▸ **Instruction**
Filter these entries so that only lines with the word "TradingView" remain.

▸ **Material shown**
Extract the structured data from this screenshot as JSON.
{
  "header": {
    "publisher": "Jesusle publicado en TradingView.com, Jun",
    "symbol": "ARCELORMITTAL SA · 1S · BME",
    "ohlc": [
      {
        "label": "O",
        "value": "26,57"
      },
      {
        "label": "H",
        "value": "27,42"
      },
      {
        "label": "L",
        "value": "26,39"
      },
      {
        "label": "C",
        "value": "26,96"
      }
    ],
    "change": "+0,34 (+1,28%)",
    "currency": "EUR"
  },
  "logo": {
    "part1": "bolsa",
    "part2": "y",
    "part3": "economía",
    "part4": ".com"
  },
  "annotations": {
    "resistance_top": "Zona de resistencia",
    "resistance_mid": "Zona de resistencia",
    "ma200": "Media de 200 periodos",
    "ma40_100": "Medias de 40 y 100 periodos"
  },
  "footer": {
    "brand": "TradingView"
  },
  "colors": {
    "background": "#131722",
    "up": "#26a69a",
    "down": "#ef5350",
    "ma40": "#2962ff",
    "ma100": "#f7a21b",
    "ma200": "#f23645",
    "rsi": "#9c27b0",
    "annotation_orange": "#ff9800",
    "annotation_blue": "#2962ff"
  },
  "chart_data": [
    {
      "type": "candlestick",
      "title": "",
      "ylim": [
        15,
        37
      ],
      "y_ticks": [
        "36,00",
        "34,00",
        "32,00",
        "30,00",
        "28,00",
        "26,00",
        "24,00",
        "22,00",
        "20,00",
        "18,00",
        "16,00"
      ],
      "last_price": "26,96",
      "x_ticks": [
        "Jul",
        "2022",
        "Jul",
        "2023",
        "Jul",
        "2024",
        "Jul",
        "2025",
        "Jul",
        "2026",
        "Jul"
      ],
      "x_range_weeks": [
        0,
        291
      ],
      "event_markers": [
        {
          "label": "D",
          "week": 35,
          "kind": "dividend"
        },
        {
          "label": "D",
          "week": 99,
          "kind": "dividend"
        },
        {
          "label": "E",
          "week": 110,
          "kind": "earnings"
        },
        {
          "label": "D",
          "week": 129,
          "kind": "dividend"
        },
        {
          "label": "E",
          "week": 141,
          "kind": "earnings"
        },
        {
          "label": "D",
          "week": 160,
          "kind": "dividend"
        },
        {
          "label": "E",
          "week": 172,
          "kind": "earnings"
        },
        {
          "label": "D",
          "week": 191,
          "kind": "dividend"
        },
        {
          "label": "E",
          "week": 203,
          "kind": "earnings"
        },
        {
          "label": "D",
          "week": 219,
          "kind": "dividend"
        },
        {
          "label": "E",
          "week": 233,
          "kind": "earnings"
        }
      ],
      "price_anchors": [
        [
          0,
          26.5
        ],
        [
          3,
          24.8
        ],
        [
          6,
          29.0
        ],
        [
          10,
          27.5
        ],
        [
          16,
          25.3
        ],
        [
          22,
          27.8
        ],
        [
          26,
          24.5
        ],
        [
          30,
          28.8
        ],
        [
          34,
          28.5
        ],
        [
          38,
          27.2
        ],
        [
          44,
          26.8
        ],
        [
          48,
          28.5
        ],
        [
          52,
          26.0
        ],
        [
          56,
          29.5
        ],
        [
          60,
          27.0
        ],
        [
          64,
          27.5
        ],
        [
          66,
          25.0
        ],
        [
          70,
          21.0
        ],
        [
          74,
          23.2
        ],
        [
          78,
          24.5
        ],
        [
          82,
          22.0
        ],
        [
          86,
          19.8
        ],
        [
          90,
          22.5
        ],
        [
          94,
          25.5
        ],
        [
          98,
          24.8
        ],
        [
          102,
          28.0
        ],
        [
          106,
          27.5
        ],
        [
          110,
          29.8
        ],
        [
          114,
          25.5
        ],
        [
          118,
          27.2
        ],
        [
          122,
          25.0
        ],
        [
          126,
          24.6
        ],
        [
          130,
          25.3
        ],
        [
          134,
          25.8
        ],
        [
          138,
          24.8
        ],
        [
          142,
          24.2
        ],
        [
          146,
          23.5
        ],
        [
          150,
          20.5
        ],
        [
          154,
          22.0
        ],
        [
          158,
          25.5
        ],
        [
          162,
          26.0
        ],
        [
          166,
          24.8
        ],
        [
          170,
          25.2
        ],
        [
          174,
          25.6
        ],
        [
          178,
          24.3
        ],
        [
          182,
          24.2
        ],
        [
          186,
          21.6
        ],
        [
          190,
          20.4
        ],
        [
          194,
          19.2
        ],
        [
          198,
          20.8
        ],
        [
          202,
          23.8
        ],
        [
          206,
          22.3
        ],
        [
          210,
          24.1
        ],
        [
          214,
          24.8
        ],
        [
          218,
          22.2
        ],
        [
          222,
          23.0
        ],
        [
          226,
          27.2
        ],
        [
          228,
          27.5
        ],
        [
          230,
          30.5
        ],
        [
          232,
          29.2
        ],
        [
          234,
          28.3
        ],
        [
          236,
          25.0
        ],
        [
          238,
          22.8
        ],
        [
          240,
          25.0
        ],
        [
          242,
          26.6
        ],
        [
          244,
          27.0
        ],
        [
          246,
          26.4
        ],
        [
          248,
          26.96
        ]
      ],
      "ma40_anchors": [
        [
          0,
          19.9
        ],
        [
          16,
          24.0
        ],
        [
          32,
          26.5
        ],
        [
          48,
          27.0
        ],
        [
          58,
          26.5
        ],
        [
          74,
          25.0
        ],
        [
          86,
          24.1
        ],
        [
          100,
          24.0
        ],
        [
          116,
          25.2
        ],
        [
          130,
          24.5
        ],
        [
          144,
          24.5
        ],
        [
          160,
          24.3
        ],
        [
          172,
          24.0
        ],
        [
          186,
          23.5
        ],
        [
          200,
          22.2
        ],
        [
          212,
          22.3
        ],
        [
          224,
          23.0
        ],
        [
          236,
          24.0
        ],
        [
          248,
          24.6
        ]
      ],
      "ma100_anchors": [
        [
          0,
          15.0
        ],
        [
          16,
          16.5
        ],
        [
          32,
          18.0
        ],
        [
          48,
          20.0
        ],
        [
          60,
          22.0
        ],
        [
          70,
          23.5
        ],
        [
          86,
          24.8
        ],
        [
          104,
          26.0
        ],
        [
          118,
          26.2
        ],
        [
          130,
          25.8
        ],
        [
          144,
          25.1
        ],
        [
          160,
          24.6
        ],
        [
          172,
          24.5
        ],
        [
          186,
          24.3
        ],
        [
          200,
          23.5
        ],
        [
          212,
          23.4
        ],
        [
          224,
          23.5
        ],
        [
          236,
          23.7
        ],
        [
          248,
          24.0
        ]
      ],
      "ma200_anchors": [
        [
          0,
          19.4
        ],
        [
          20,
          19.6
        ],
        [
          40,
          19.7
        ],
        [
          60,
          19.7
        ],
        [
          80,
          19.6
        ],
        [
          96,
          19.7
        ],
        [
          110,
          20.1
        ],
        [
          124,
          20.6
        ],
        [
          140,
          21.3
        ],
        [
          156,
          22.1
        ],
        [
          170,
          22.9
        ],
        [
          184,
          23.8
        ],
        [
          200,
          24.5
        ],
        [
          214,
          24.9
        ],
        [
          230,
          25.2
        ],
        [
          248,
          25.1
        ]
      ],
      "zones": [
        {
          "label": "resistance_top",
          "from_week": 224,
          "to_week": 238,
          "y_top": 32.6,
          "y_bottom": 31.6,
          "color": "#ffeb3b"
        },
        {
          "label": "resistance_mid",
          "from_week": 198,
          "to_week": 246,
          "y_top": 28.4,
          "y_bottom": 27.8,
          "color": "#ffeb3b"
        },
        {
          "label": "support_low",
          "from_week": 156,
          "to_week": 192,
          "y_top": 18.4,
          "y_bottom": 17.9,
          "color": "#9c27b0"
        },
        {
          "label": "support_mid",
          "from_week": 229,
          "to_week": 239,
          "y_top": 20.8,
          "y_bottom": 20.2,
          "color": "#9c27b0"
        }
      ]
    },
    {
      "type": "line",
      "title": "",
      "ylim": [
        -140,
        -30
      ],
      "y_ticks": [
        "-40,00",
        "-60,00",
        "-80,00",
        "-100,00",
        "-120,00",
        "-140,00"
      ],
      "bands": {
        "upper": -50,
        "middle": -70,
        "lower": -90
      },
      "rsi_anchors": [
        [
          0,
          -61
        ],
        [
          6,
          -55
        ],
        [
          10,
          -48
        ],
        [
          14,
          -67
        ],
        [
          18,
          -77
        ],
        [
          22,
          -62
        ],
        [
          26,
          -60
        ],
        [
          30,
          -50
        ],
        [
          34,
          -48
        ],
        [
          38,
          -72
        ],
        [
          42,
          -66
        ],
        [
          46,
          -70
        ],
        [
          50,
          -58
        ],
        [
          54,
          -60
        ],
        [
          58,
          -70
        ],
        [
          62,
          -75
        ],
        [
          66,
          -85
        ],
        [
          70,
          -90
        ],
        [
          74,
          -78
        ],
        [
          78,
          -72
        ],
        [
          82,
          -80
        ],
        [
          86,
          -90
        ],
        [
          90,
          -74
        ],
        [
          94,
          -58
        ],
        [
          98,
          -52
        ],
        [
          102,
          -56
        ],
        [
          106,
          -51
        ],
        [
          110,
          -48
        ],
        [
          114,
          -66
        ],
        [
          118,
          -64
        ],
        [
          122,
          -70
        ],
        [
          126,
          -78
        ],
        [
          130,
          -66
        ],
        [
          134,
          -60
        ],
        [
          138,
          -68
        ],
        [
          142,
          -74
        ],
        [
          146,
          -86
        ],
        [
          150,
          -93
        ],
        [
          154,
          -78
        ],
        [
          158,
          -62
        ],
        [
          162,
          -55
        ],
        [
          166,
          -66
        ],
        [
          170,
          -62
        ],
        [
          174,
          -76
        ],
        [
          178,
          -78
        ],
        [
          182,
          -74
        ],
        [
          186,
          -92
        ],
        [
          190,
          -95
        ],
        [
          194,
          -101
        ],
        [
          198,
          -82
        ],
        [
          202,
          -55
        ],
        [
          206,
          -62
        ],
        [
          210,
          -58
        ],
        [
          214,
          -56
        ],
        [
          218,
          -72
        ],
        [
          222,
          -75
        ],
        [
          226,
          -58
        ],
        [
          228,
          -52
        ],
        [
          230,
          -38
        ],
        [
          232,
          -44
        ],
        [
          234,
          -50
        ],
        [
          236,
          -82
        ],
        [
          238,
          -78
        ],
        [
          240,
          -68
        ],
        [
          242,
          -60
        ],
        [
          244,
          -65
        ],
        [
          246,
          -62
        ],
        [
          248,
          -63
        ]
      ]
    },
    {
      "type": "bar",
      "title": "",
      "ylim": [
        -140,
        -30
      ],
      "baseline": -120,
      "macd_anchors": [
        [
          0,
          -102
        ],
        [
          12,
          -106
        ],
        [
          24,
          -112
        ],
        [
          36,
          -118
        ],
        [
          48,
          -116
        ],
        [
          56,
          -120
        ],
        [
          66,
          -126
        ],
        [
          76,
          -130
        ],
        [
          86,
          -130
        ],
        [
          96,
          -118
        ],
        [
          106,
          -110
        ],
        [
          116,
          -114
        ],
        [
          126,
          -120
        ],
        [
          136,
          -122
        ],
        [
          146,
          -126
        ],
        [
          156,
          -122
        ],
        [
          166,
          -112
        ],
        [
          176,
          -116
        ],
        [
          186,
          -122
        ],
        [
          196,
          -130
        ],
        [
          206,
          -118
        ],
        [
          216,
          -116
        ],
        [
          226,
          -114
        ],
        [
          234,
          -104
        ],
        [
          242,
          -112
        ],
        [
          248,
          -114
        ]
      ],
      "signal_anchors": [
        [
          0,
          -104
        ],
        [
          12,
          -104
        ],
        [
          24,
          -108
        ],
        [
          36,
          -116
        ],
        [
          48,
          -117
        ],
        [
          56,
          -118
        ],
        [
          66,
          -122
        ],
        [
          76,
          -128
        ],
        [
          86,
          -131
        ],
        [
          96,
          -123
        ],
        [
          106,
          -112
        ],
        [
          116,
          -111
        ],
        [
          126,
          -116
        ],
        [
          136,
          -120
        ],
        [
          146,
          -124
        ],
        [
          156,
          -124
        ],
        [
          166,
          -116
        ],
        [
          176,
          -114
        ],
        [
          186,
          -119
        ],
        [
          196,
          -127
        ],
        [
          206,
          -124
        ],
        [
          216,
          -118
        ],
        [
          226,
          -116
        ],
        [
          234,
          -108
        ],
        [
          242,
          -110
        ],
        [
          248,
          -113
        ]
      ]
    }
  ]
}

▸ **Response**
    "publisher": "Jesusle publicado en TradingView.com, Jun",
    "brand": "TradingView"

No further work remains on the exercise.